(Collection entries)
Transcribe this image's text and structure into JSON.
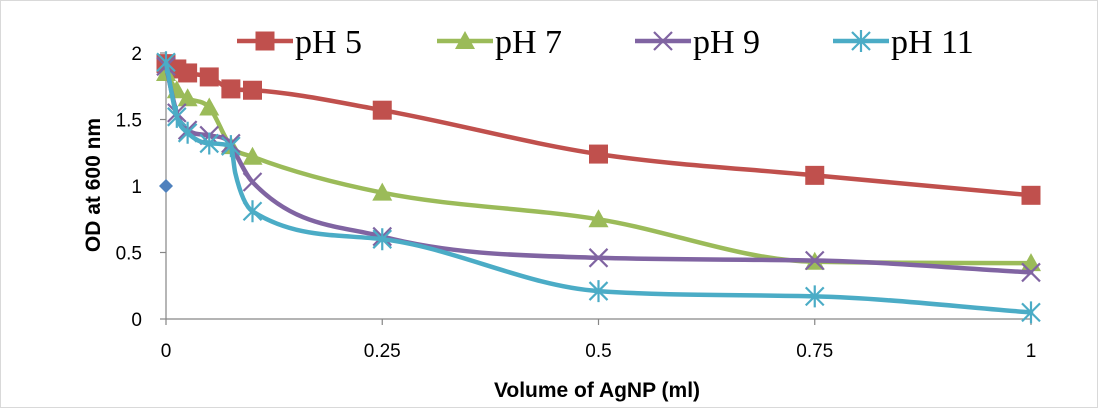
{
  "chart_data": {
    "type": "line",
    "title": "",
    "xlabel": "Volume of AgNP (ml)",
    "ylabel": "OD at 600 nm",
    "xlim": [
      0,
      1
    ],
    "ylim": [
      0,
      2
    ],
    "x_ticks": [
      0,
      0.25,
      0.5,
      0.75,
      1
    ],
    "x_tick_labels": [
      "0",
      "0.25",
      "0.5",
      "0.75",
      "1"
    ],
    "y_ticks": [
      0,
      0.5,
      1,
      1.5,
      2
    ],
    "y_tick_labels": [
      "0",
      "0.5",
      "1",
      "1.5",
      "2"
    ],
    "grid": false,
    "legend_position": "top",
    "smooth": true,
    "series": [
      {
        "name": "pH 5",
        "color": "#C0504D",
        "marker": "square",
        "x": [
          0,
          0.0125,
          0.025,
          0.05,
          0.075,
          0.1,
          0.25,
          0.5,
          0.75,
          1
        ],
        "y": [
          1.92,
          1.88,
          1.85,
          1.82,
          1.73,
          1.72,
          1.57,
          1.24,
          1.08,
          0.93
        ]
      },
      {
        "name": "pH 7",
        "color": "#9BBB59",
        "marker": "triangle",
        "x": [
          0,
          0.0125,
          0.025,
          0.05,
          0.075,
          0.1,
          0.25,
          0.5,
          0.75,
          1
        ],
        "y": [
          1.85,
          1.72,
          1.66,
          1.59,
          1.3,
          1.22,
          0.95,
          0.75,
          0.43,
          0.42
        ]
      },
      {
        "name": "pH 9",
        "color": "#8064A2",
        "marker": "x",
        "x": [
          0,
          0.0125,
          0.025,
          0.05,
          0.075,
          0.08,
          0.1,
          0.25,
          0.5,
          0.75,
          1
        ],
        "y": [
          1.9,
          1.55,
          1.42,
          1.38,
          1.32,
          1.25,
          1.03,
          0.62,
          0.46,
          0.44,
          0.35
        ]
      },
      {
        "name": "pH 11",
        "color": "#4BACC6",
        "marker": "star",
        "x": [
          0,
          0.0125,
          0.025,
          0.05,
          0.075,
          0.08,
          0.1,
          0.25,
          0.5,
          0.75,
          1
        ],
        "y": [
          1.93,
          1.52,
          1.4,
          1.32,
          1.3,
          1.1,
          0.81,
          0.6,
          0.21,
          0.17,
          0.05
        ]
      },
      {
        "name": "",
        "color": "#4F81BD",
        "marker": "diamond",
        "line": false,
        "x": [
          0
        ],
        "y": [
          1
        ]
      }
    ]
  }
}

TASK DESCRIPTION:
Without the images, write out each line of the data verbatim.

CORRECT ANSWER:
Transcribe this image's text and structure into JSON.
{
  "chart_data": {
    "type": "line",
    "title": "",
    "xlabel": "Volume of AgNP (ml)",
    "ylabel": "OD at 600 nm",
    "xlim": [
      0,
      1
    ],
    "ylim": [
      0,
      2
    ],
    "x_ticks": [
      0,
      0.25,
      0.5,
      0.75,
      1
    ],
    "x_tick_labels": [
      "0",
      "0.25",
      "0.5",
      "0.75",
      "1"
    ],
    "y_ticks": [
      0,
      0.5,
      1,
      1.5,
      2
    ],
    "y_tick_labels": [
      "0",
      "0.5",
      "1",
      "1.5",
      "2"
    ],
    "grid": false,
    "legend_position": "top",
    "smooth": true,
    "series": [
      {
        "name": "pH 5",
        "color": "#C0504D",
        "marker": "square",
        "x": [
          0,
          0.0125,
          0.025,
          0.05,
          0.075,
          0.1,
          0.25,
          0.5,
          0.75,
          1
        ],
        "y": [
          1.92,
          1.88,
          1.85,
          1.82,
          1.73,
          1.72,
          1.57,
          1.24,
          1.08,
          0.93
        ]
      },
      {
        "name": "pH 7",
        "color": "#9BBB59",
        "marker": "triangle",
        "x": [
          0,
          0.0125,
          0.025,
          0.05,
          0.075,
          0.1,
          0.25,
          0.5,
          0.75,
          1
        ],
        "y": [
          1.85,
          1.72,
          1.66,
          1.59,
          1.3,
          1.22,
          0.95,
          0.75,
          0.43,
          0.42
        ]
      },
      {
        "name": "pH 9",
        "color": "#8064A2",
        "marker": "x",
        "x": [
          0,
          0.0125,
          0.025,
          0.05,
          0.075,
          0.08,
          0.1,
          0.25,
          0.5,
          0.75,
          1
        ],
        "y": [
          1.9,
          1.55,
          1.42,
          1.38,
          1.32,
          1.25,
          1.03,
          0.62,
          0.46,
          0.44,
          0.35
        ]
      },
      {
        "name": "pH 11",
        "color": "#4BACC6",
        "marker": "star",
        "x": [
          0,
          0.0125,
          0.025,
          0.05,
          0.075,
          0.08,
          0.1,
          0.25,
          0.5,
          0.75,
          1
        ],
        "y": [
          1.93,
          1.52,
          1.4,
          1.32,
          1.3,
          1.1,
          0.81,
          0.6,
          0.21,
          0.17,
          0.05
        ]
      },
      {
        "name": "",
        "color": "#4F81BD",
        "marker": "diamond",
        "line": false,
        "x": [
          0
        ],
        "y": [
          1
        ]
      }
    ]
  }
}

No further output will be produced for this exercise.